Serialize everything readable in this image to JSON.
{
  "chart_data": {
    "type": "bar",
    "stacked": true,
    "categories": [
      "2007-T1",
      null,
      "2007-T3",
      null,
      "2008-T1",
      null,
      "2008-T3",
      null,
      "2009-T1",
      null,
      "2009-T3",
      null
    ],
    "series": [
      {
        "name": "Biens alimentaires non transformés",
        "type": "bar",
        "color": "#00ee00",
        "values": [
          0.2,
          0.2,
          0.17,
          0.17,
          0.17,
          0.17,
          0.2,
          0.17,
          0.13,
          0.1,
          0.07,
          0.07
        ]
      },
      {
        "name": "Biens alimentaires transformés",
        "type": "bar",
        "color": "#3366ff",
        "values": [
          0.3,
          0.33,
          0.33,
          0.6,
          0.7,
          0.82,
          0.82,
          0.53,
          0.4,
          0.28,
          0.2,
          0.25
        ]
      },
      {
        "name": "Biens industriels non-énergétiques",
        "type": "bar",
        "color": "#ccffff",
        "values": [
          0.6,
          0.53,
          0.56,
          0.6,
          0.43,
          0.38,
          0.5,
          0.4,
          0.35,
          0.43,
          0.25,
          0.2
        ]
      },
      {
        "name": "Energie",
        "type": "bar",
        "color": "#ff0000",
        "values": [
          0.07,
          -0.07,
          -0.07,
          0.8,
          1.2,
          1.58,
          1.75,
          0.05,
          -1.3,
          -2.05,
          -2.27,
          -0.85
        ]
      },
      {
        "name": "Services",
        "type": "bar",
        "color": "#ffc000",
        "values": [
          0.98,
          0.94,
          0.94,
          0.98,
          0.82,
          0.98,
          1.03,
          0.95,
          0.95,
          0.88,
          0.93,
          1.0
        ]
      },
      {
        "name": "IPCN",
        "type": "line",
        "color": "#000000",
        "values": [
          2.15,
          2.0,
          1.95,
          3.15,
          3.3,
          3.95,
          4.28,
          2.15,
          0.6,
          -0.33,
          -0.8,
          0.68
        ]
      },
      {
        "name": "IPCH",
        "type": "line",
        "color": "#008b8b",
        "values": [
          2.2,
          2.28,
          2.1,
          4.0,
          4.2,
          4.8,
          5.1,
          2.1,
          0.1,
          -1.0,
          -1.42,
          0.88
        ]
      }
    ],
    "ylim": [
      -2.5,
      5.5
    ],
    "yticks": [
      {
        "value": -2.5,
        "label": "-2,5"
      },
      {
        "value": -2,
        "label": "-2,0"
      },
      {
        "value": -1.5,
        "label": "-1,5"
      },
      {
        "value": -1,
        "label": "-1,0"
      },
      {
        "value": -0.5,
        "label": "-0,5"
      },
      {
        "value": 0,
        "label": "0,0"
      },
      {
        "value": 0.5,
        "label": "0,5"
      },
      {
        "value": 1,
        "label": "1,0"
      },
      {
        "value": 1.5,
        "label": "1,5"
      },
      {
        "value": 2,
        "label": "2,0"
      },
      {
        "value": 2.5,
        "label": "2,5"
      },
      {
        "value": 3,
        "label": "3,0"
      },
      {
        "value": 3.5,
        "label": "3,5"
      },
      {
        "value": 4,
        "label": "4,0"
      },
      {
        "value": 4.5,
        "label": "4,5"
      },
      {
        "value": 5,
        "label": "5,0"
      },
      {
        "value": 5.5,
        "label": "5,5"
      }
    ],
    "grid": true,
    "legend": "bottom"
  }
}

WHAT IS EXPECTED ->
Every line holding "color" should be copied out.

ANSWER FOR THE TASK ->
        "color": "#00ee00",
        "color": "#3366ff",
        "color": "#ccffff",
        "color": "#ff0000",
        "color": "#ffc000",
        "color": "#000000",
        "color": "#008b8b",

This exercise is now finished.